**Written instruction**
Return all the entries exactly, keeping pictures out.
* begin *
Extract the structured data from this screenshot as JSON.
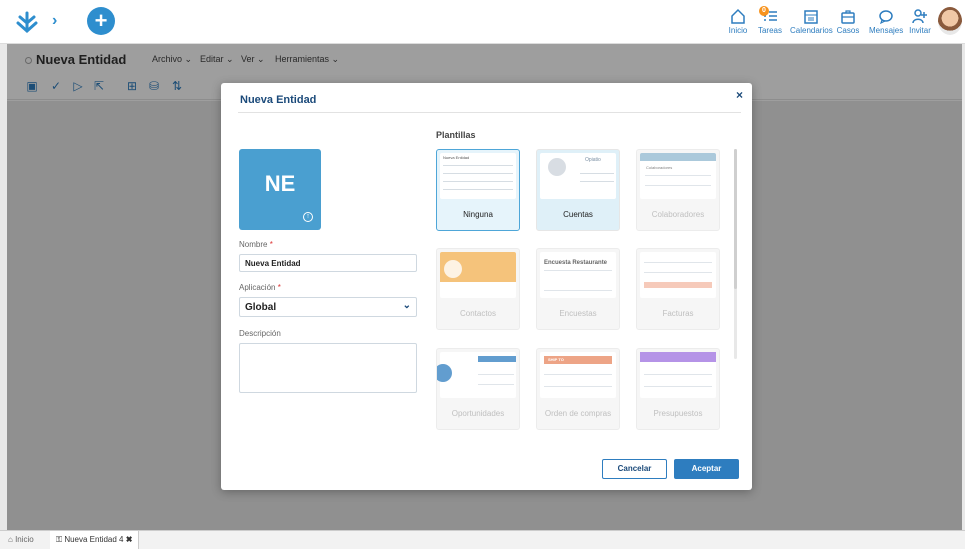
{
  "topbar": {
    "nav": [
      {
        "label": "Inicio",
        "icon": "home-icon"
      },
      {
        "label": "Tareas",
        "icon": "tasks-icon",
        "badge": "0"
      },
      {
        "label": "Calendarios",
        "icon": "calendar-icon"
      },
      {
        "label": "Casos",
        "icon": "briefcase-icon"
      },
      {
        "label": "Mensajes",
        "icon": "chat-icon"
      },
      {
        "label": "Invitar",
        "icon": "add-user-icon"
      }
    ]
  },
  "document": {
    "title": "Nueva Entidad",
    "menus": [
      "Archivo ⌄",
      "Editar ⌄",
      "Ver ⌄",
      "Herramientas ⌄"
    ]
  },
  "statusbar": {
    "home": "Inicio",
    "tab": "Nueva Entidad 4"
  },
  "modal": {
    "title": "Nueva Entidad",
    "close": "×",
    "initials": "NE",
    "name_label": "Nombre",
    "name_value": "Nueva Entidad",
    "app_label": "Aplicación",
    "app_value": "Global",
    "desc_label": "Descripción",
    "templates_label": "Plantillas",
    "templates": [
      {
        "name": "Ninguna",
        "selected": true,
        "thumb_title": "Nueva Entidad"
      },
      {
        "name": "Cuentas",
        "selected": false,
        "thumb_title": "Opiatio"
      },
      {
        "name": "Colaboradores",
        "selected": false,
        "thumb_title": "Colaboradores"
      },
      {
        "name": "Contactos",
        "selected": false,
        "thumb_title": ""
      },
      {
        "name": "Encuestas",
        "selected": false,
        "thumb_title": "Encuesta Restaurante"
      },
      {
        "name": "Facturas",
        "selected": false,
        "thumb_title": ""
      },
      {
        "name": "Oportunidades",
        "selected": false,
        "thumb_title": ""
      },
      {
        "name": "Orden de compras",
        "selected": false,
        "thumb_title": "SHIP TO"
      },
      {
        "name": "Presupuestos",
        "selected": false,
        "thumb_title": ""
      }
    ],
    "cancel_label": "Cancelar",
    "accept_label": "Aceptar"
  },
  "colors": {
    "accent": "#2e7dbf",
    "tile": "#4a9fd0",
    "badge": "#f7931e"
  }
}
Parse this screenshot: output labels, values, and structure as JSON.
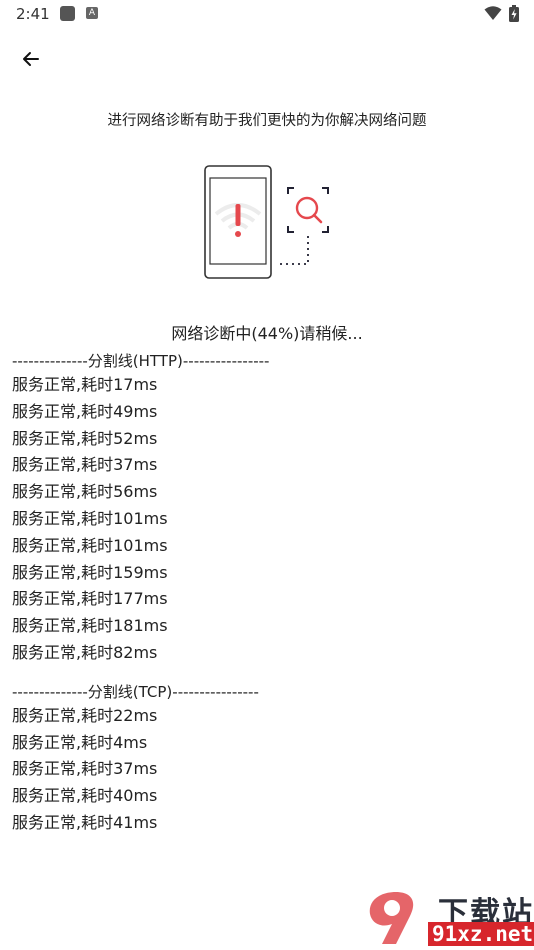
{
  "status_bar": {
    "time": "2:41",
    "icons": [
      "app-icon",
      "a-icon",
      "wifi-icon",
      "battery-charging-icon"
    ],
    "a_label": "A"
  },
  "header": {
    "back_icon": "arrow-left-icon"
  },
  "intro_text": "进行网络诊断有助于我们更快的为你解决网络问题",
  "illustration": {
    "icons": [
      "phone-icon",
      "wifi-warning-icon",
      "magnifier-scan-icon"
    ],
    "accent_color": "#e5484d"
  },
  "progress_text": "网络诊断中(44%)请稍候...",
  "diagnosis_progress_percent": 44,
  "http_section": {
    "divider": "--------------分割线(HTTP)----------------",
    "rows": [
      "服务正常,耗时17ms",
      "服务正常,耗时49ms",
      "服务正常,耗时52ms",
      "服务正常,耗时37ms",
      "服务正常,耗时56ms",
      "服务正常,耗时101ms",
      "服务正常,耗时101ms",
      "服务正常,耗时159ms",
      "服务正常,耗时177ms",
      "服务正常,耗时181ms",
      "服务正常,耗时82ms"
    ]
  },
  "tcp_section": {
    "divider": "--------------分割线(TCP)----------------",
    "rows": [
      "服务正常,耗时22ms",
      "服务正常,耗时4ms",
      "服务正常,耗时37ms",
      "服务正常,耗时40ms",
      "服务正常,耗时41ms"
    ]
  },
  "watermark": {
    "top": "下载站",
    "bottom": "91xz.net",
    "brand_color": "#d7262c"
  }
}
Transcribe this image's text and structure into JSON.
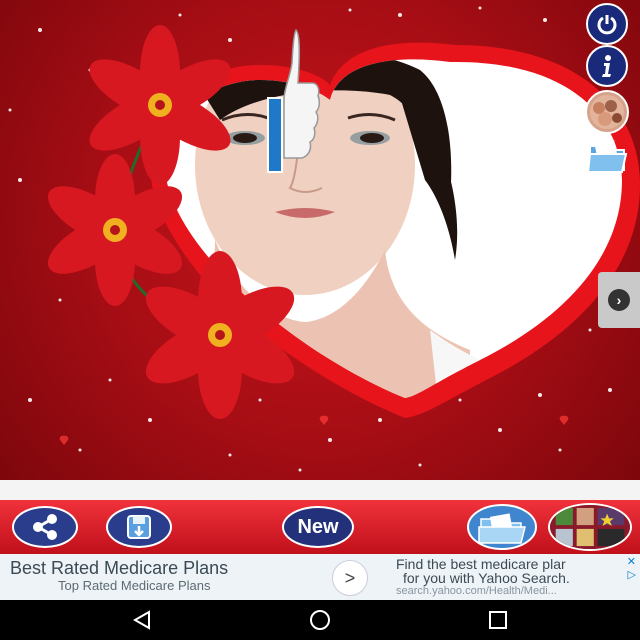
{
  "app": {
    "canvas_label": "",
    "next_icon": "chevron-right-icon"
  },
  "toolbar": {
    "new_label": "New",
    "icons": [
      "share-icon",
      "save-icon",
      "gallery-icon",
      "frames-icon"
    ]
  },
  "side_buttons": {
    "icons": [
      "power-icon",
      "info-icon",
      "collage-icon",
      "folder-icon"
    ]
  },
  "ad": {
    "title": "Best Rated Medicare Plans",
    "subtitle": "Top Rated Medicare Plans",
    "arrow": ">",
    "right_line1": "Find the best medicare plar",
    "right_line2": "for you with Yahoo Search.",
    "url": "search.yahoo.com/Health/Medi...",
    "close": "✕",
    "adchoices": "▷"
  },
  "navbar": {
    "icons": [
      "back-icon",
      "home-icon",
      "recents-icon"
    ]
  },
  "colors": {
    "background_red": "#a50d14",
    "heart_red": "#e8141c",
    "button_blue": "#2a3d8c",
    "toolbar_red": "#d81e28"
  }
}
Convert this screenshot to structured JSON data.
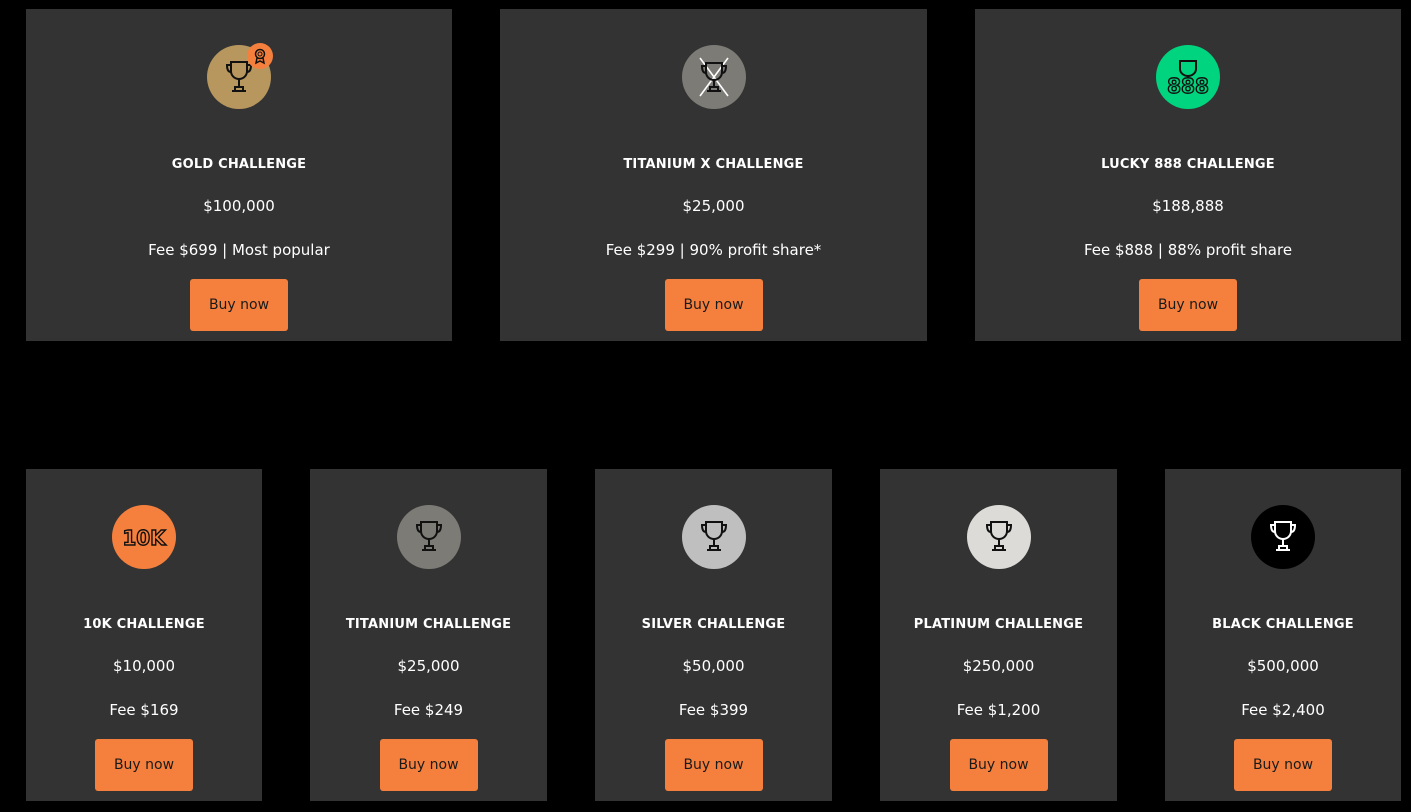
{
  "colors": {
    "background": "#000000",
    "card": "#333333",
    "accent": "#F5803E",
    "text": "#ffffff",
    "button_text": "#1a1a1a"
  },
  "cards": [
    {
      "title": "GOLD CHALLENGE",
      "amount": "$100,000",
      "fee": "Fee $699 | Most popular",
      "button": "Buy now",
      "icon": "gold-trophy-icon",
      "icon_color": "#B8975F"
    },
    {
      "title": "TITANIUM X CHALLENGE",
      "amount": "$25,000",
      "fee": "Fee $299 | 90% profit share*",
      "button": "Buy now",
      "icon": "titanium-x-trophy-icon",
      "icon_color": "#7D7B76"
    },
    {
      "title": "LUCKY 888 CHALLENGE",
      "amount": "$188,888",
      "fee": "Fee $888 | 88% profit share",
      "button": "Buy now",
      "icon": "lucky-888-trophy-icon",
      "icon_color": "#00D47E",
      "icon_text": "888"
    },
    {
      "title": "10K CHALLENGE",
      "amount": "$10,000",
      "fee": "Fee $169",
      "button": "Buy now",
      "icon": "10k-icon",
      "icon_color": "#F5803E",
      "icon_text": "10K"
    },
    {
      "title": "TITANIUM CHALLENGE",
      "amount": "$25,000",
      "fee": "Fee $249",
      "button": "Buy now",
      "icon": "titanium-trophy-icon",
      "icon_color": "#7D7B76"
    },
    {
      "title": "SILVER CHALLENGE",
      "amount": "$50,000",
      "fee": "Fee $399",
      "button": "Buy now",
      "icon": "silver-trophy-icon",
      "icon_color": "#BFBFBF"
    },
    {
      "title": "PLATINUM CHALLENGE",
      "amount": "$250,000",
      "fee": "Fee $1,200",
      "button": "Buy now",
      "icon": "platinum-trophy-icon",
      "icon_color": "#DCDBD7"
    },
    {
      "title": "BLACK CHALLENGE",
      "amount": "$500,000",
      "fee": "Fee $2,400",
      "button": "Buy now",
      "icon": "black-trophy-icon",
      "icon_color": "#000000"
    }
  ]
}
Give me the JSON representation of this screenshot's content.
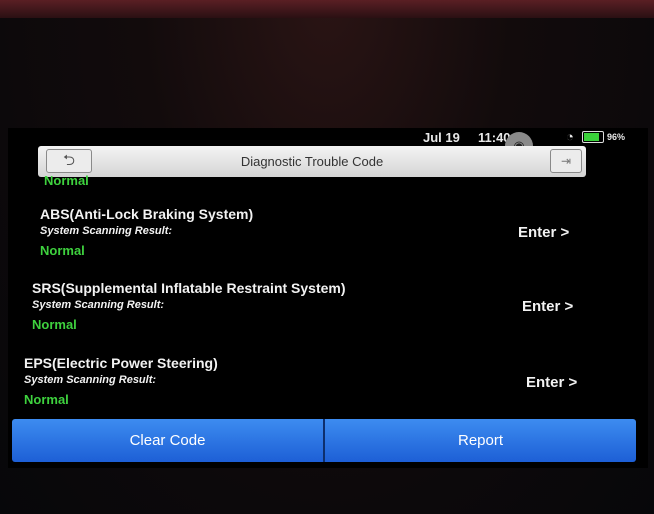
{
  "status": {
    "date": "Jul 19",
    "time": "11:40",
    "battery_pct": "96%",
    "battery_level": 0.96
  },
  "header": {
    "title": "Diagnostic Trouble Code",
    "back_icon": "back-arrow-icon",
    "exit_icon": "exit-icon"
  },
  "list": {
    "top_result": "Normal",
    "systems": [
      {
        "name": "ABS(Anti-Lock Braking System)",
        "label": "System Scanning Result:",
        "result": "Normal",
        "action": "Enter >"
      },
      {
        "name": "SRS(Supplemental Inflatable Restraint System)",
        "label": "System Scanning Result:",
        "result": "Normal",
        "action": "Enter >"
      },
      {
        "name": "EPS(Electric Power Steering)",
        "label": "System Scanning Result:",
        "result": "Normal",
        "action": "Enter >"
      }
    ]
  },
  "footer": {
    "clear_label": "Clear Code",
    "report_label": "Report"
  },
  "colors": {
    "normal_green": "#3ed13e",
    "button_blue": "#2f78e8"
  }
}
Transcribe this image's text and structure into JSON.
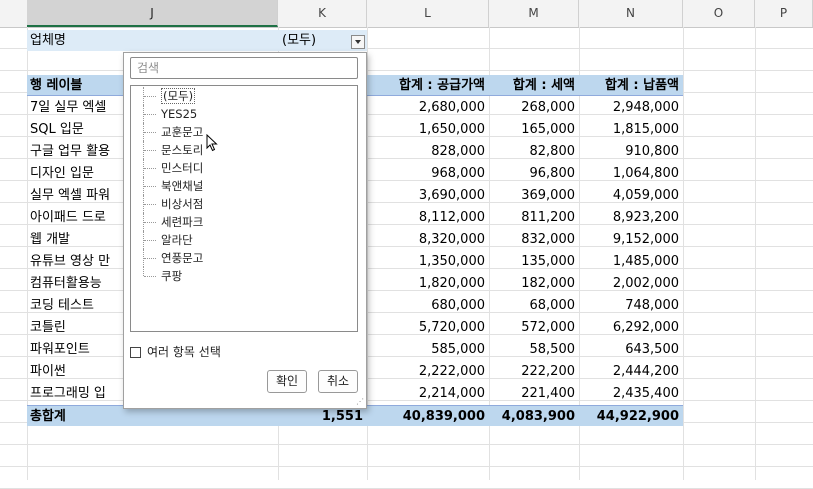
* end *
**Task result**
Extract the structured data from this screenshot as JSON.
{
  "topbar": {
    "nav": [
      {
        "label": "Inicio",
        "icon": "home-icon"
      },
      {
        "label": "Tareas",
        "icon": "tasks-icon",
        "badge": "0"
      },
      {
        "label": "Calendarios",
        "icon": "calendar-icon"
      },
      {
        "label": "Casos",
        "icon": "briefcase-icon"
      },
      {
        "label": "Mensajes",
        "icon": "chat-icon"
      },
      {
        "label": "Invitar",
        "icon": "add-user-icon"
      }
    ]
  },
  "document": {
    "title": "Nueva Entidad",
    "menus": [
      "Archivo ⌄",
      "Editar ⌄",
      "Ver ⌄",
      "Herramientas ⌄"
    ]
  },
  "statusbar": {
    "home": "Inicio",
    "tab": "Nueva Entidad 4"
  },
  "modal": {
    "title": "Nueva Entidad",
    "close": "×",
    "initials": "NE",
    "name_label": "Nombre",
    "name_value": "Nueva Entidad",
    "app_label": "Aplicación",
    "app_value": "Global",
    "desc_label": "Descripción",
    "templates_label": "Plantillas",
    "templates": [
      {
        "name": "Ninguna",
        "selected": true,
        "thumb_title": "Nueva Entidad"
      },
      {
        "name": "Cuentas",
        "selected": false,
        "thumb_title": "Opiatio"
      },
      {
        "name": "Colaboradores",
        "selected": false,
        "thumb_title": "Colaboradores"
      },
      {
        "name": "Contactos",
        "selected": false,
        "thumb_title": ""
      },
      {
        "name": "Encuestas",
        "selected": false,
        "thumb_title": "Encuesta Restaurante"
      },
      {
        "name": "Facturas",
        "selected": false,
        "thumb_title": ""
      },
      {
        "name": "Oportunidades",
        "selected": false,
        "thumb_title": ""
      },
      {
        "name": "Orden de compras",
        "selected": false,
        "thumb_title": "SHIP TO"
      },
      {
        "name": "Presupuestos",
        "selected": false,
        "thumb_title": ""
      }
    ],
    "cancel_label": "Cancelar",
    "accept_label": "Aceptar"
  },
  "colors": {
    "accent": "#2e7dbf",
    "tile": "#4a9fd0",
    "badge": "#f7931e"
  }
}
Parse this screenshot: output labels, values, and structure as JSON.
{
  "status_bar": {
    "time": "2:41",
    "icons": [
      "app-icon",
      "a-icon",
      "wifi-icon",
      "battery-charging-icon"
    ],
    "a_label": "A"
  },
  "header": {
    "back_icon": "arrow-left-icon"
  },
  "intro_text": "进行网络诊断有助于我们更快的为你解决网络问题",
  "illustration": {
    "icons": [
      "phone-icon",
      "wifi-warning-icon",
      "magnifier-scan-icon"
    ],
    "accent_color": "#e5484d"
  },
  "progress_text": "网络诊断中(44%)请稍候...",
  "diagnosis_progress_percent": 44,
  "http_section": {
    "divider": "--------------分割线(HTTP)----------------",
    "rows": [
      "服务正常,耗时17ms",
      "服务正常,耗时49ms",
      "服务正常,耗时52ms",
      "服务正常,耗时37ms",
      "服务正常,耗时56ms",
      "服务正常,耗时101ms",
      "服务正常,耗时101ms",
      "服务正常,耗时159ms",
      "服务正常,耗时177ms",
      "服务正常,耗时181ms",
      "服务正常,耗时82ms"
    ]
  },
  "tcp_section": {
    "divider": "--------------分割线(TCP)----------------",
    "rows": [
      "服务正常,耗时22ms",
      "服务正常,耗时4ms",
      "服务正常,耗时37ms",
      "服务正常,耗时40ms",
      "服务正常,耗时41ms"
    ]
  },
  "watermark": {
    "top": "下载站",
    "bottom": "91xz.net",
    "brand_color": "#d7262c"
  }
}
Transcribe this image's text and structure into JSON.
{
  "app": {
    "canvas_label": "",
    "next_icon": "chevron-right-icon"
  },
  "toolbar": {
    "new_label": "New",
    "icons": [
      "share-icon",
      "save-icon",
      "gallery-icon",
      "frames-icon"
    ]
  },
  "side_buttons": {
    "icons": [
      "power-icon",
      "info-icon",
      "collage-icon",
      "folder-icon"
    ]
  },
  "ad": {
    "title": "Best Rated Medicare Plans",
    "subtitle": "Top Rated Medicare Plans",
    "arrow": ">",
    "right_line1": "Find the best medicare plar",
    "right_line2": "for you with Yahoo Search.",
    "url": "search.yahoo.com/Health/Medi...",
    "close": "✕",
    "adchoices": "▷"
  },
  "navbar": {
    "icons": [
      "back-icon",
      "home-icon",
      "recents-icon"
    ]
  },
  "colors": {
    "background_red": "#a50d14",
    "heart_red": "#e8141c",
    "button_blue": "#2a3d8c",
    "toolbar_red": "#d81e28"
  }
}
Convert this screenshot to structured JSON data.
{
  "colors": {
    "background": "#000000",
    "card": "#333333",
    "accent": "#F5803E",
    "text": "#ffffff",
    "button_text": "#1a1a1a"
  },
  "cards": [
    {
      "title": "GOLD CHALLENGE",
      "amount": "$100,000",
      "fee": "Fee $699 | Most popular",
      "button": "Buy now",
      "icon": "gold-trophy-icon",
      "icon_color": "#B8975F"
    },
    {
      "title": "TITANIUM X CHALLENGE",
      "amount": "$25,000",
      "fee": "Fee $299 | 90% profit share*",
      "button": "Buy now",
      "icon": "titanium-x-trophy-icon",
      "icon_color": "#7D7B76"
    },
    {
      "title": "LUCKY 888 CHALLENGE",
      "amount": "$188,888",
      "fee": "Fee $888 | 88% profit share",
      "button": "Buy now",
      "icon": "lucky-888-trophy-icon",
      "icon_color": "#00D47E",
      "icon_text": "888"
    },
    {
      "title": "10K CHALLENGE",
      "amount": "$10,000",
      "fee": "Fee $169",
      "button": "Buy now",
      "icon": "10k-icon",
      "icon_color": "#F5803E",
      "icon_text": "10K"
    },
    {
      "title": "TITANIUM CHALLENGE",
      "amount": "$25,000",
      "fee": "Fee $249",
      "button": "Buy now",
      "icon": "titanium-trophy-icon",
      "icon_color": "#7D7B76"
    },
    {
      "title": "SILVER CHALLENGE",
      "amount": "$50,000",
      "fee": "Fee $399",
      "button": "Buy now",
      "icon": "silver-trophy-icon",
      "icon_color": "#BFBFBF"
    },
    {
      "title": "PLATINUM CHALLENGE",
      "amount": "$250,000",
      "fee": "Fee $1,200",
      "button": "Buy now",
      "icon": "platinum-trophy-icon",
      "icon_color": "#DCDBD7"
    },
    {
      "title": "BLACK CHALLENGE",
      "amount": "$500,000",
      "fee": "Fee $2,400",
      "button": "Buy now",
      "icon": "black-trophy-icon",
      "icon_color": "#000000"
    }
  ]
}
Give me the JSON representation of this screenshot's content.
{
  "status": {
    "date": "Jul 19",
    "time": "11:40",
    "battery_pct": "96%",
    "battery_level": 0.96
  },
  "header": {
    "title": "Diagnostic Trouble Code",
    "back_icon": "back-arrow-icon",
    "exit_icon": "exit-icon"
  },
  "list": {
    "top_result": "Normal",
    "systems": [
      {
        "name": "ABS(Anti-Lock Braking System)",
        "label": "System Scanning Result:",
        "result": "Normal",
        "action": "Enter >"
      },
      {
        "name": "SRS(Supplemental Inflatable Restraint System)",
        "label": "System Scanning Result:",
        "result": "Normal",
        "action": "Enter >"
      },
      {
        "name": "EPS(Electric Power Steering)",
        "label": "System Scanning Result:",
        "result": "Normal",
        "action": "Enter >"
      }
    ]
  },
  "footer": {
    "clear_label": "Clear Code",
    "report_label": "Report"
  },
  "colors": {
    "normal_green": "#3ed13e",
    "button_blue": "#2f78e8"
  }
}
Transcribe this image's text and structure into JSON.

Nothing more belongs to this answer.